Figure contents as structured data -
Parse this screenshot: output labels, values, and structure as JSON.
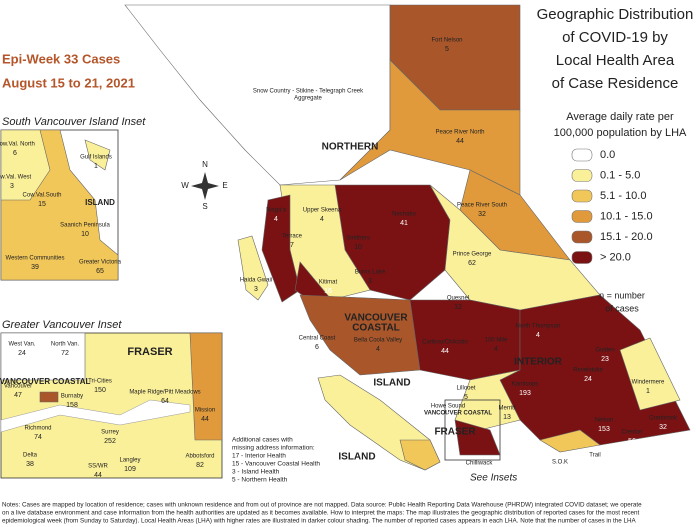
{
  "header": {
    "epi_week": "Epi-Week 33 Cases",
    "dates": "August 15 to 21, 2021",
    "title": [
      "Geographic Distribution",
      "of COVID-19 by",
      "Local Health Area",
      "of Case Residence"
    ]
  },
  "legend": {
    "title": [
      "Average daily rate per",
      "100,000 population by LHA"
    ],
    "items": [
      {
        "label": "0.0",
        "color": "#ffffff"
      },
      {
        "label": "0.1 - 5.0",
        "color": "#fbf09a"
      },
      {
        "label": "5.1 - 10.0",
        "color": "#f2c75a"
      },
      {
        "label": "10.1 - 15.0",
        "color": "#e09a3c"
      },
      {
        "label": "15.1 - 20.0",
        "color": "#a8562a"
      },
      {
        "label": "> 20.0",
        "color": "#7a1214"
      }
    ],
    "note": [
      "n = number",
      "of cases"
    ]
  },
  "compass": [
    "N",
    "E",
    "S",
    "W"
  ],
  "map": {
    "snow_country": [
      "Snow Country - Stikine - Telegraph Creek",
      "Aggregate"
    ],
    "regions": [
      "NORTHERN",
      "VANCOUVER",
      "COASTAL",
      "INTERIOR",
      "ISLAND",
      "ISLAND",
      "FRASER",
      "VANCOUVER COASTAL"
    ],
    "labels": [
      {
        "name": "Fort Nelson",
        "cases": 5
      },
      {
        "name": "Peace River North",
        "cases": 44
      },
      {
        "name": "Peace River South",
        "cases": 32
      },
      {
        "name": "Nechako",
        "cases": 41
      },
      {
        "name": "Prince George",
        "cases": 62
      },
      {
        "name": "Nisga'a",
        "cases": 4
      },
      {
        "name": "Upper Skeena",
        "cases": 4
      },
      {
        "name": "Terrace",
        "cases": 7
      },
      {
        "name": "Smithers",
        "cases": 10
      },
      {
        "name": "Burns Lake",
        "cases": 3
      },
      {
        "name": "Kitimat",
        "cases": 16
      },
      {
        "name": "Haida Gwaii",
        "cases": 3
      },
      {
        "name": "Central Coast",
        "cases": 6
      },
      {
        "name": "Bella Coola Valley",
        "cases": 4
      },
      {
        "name": "Quesnel",
        "cases": 12
      },
      {
        "name": "Cariboo/Chilcotin",
        "cases": 44
      },
      {
        "name": "100 Mile",
        "cases": 4
      },
      {
        "name": "North Thompson",
        "cases": 4
      },
      {
        "name": "Golden",
        "cases": 23
      },
      {
        "name": "Revelstoke",
        "cases": 24
      },
      {
        "name": "Kamloops",
        "cases": 193
      },
      {
        "name": "Windermere",
        "cases": 1
      },
      {
        "name": "Lillooet",
        "cases": 5
      },
      {
        "name": "Merritt",
        "cases": 13
      },
      {
        "name": "Howe Sound",
        "cases": 3
      },
      {
        "name": "Nelson",
        "cases": 153
      },
      {
        "name": "Creston",
        "cases": 56
      },
      {
        "name": "Cranbrook",
        "cases": 32
      }
    ],
    "places": [
      "Chilliwack",
      "S.O.K",
      "Trail"
    ],
    "see_insets": "See Insets"
  },
  "south_island_inset": {
    "title": "South Vancouver Island Inset",
    "region": "ISLAND",
    "labels": [
      {
        "name": "Cow.Val. North",
        "cases": 6
      },
      {
        "name": "Gulf Islands",
        "cases": 1
      },
      {
        "name": "Cow.Val. West",
        "cases": 3
      },
      {
        "name": "Cow.Val.South",
        "cases": 15
      },
      {
        "name": "Saanich Peninsula",
        "cases": 10
      },
      {
        "name": "Western Communities",
        "cases": 39
      },
      {
        "name": "Greater Victoria",
        "cases": 65
      }
    ]
  },
  "vancouver_inset": {
    "title": "Greater Vancouver Inset",
    "regions": [
      "FRASER",
      "VANCOUVER COASTAL"
    ],
    "labels": [
      {
        "name": "West Van.",
        "cases": 24
      },
      {
        "name": "North Van.",
        "cases": 72
      },
      {
        "name": "Vancouver",
        "cases": 47
      },
      {
        "name": "Burnaby",
        "cases": 158
      },
      {
        "name": "Tri-Cities",
        "cases": 150
      },
      {
        "name": "Maple Ridge/Pitt Meadows",
        "cases": 64
      },
      {
        "name": "Mission",
        "cases": 44
      },
      {
        "name": "Richmond",
        "cases": 74
      },
      {
        "name": "Surrey",
        "cases": 252
      },
      {
        "name": "Langley",
        "cases": 109
      },
      {
        "name": "Delta",
        "cases": 38
      },
      {
        "name": "SS/WR",
        "cases": 44
      },
      {
        "name": "Abbotsford",
        "cases": 82
      }
    ]
  },
  "additional": [
    "Additional cases with",
    "missing address information:",
    "17 - Interior Health",
    "15 - Vancouver Coastal Health",
    "3 - Island Health",
    "5 - Northern Health"
  ],
  "notes": [
    "Notes: Cases are mapped by location of residence; cases with unknown residence and from out of province are not mapped. Data source: Public Health Reporting Data Warehouse (PHRDW) integrated COVID dataset; we operate",
    "on a live database environment and case information from the health authorities are updated as it becomes available. How to interpret the maps: The map illustrates the geographic distribution of reported cases for the most recent",
    "epidemiological week (from Sunday to Saturday). Local Health Areas (LHA) with higher rates are illustrated in darker colour shading. The number of reported cases appears in each LHA. Note that the number of cases in the LHA"
  ]
}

What you need to do - Tell how many lines in the material above include the word "color", giving the number only.

Solution for this problem - 6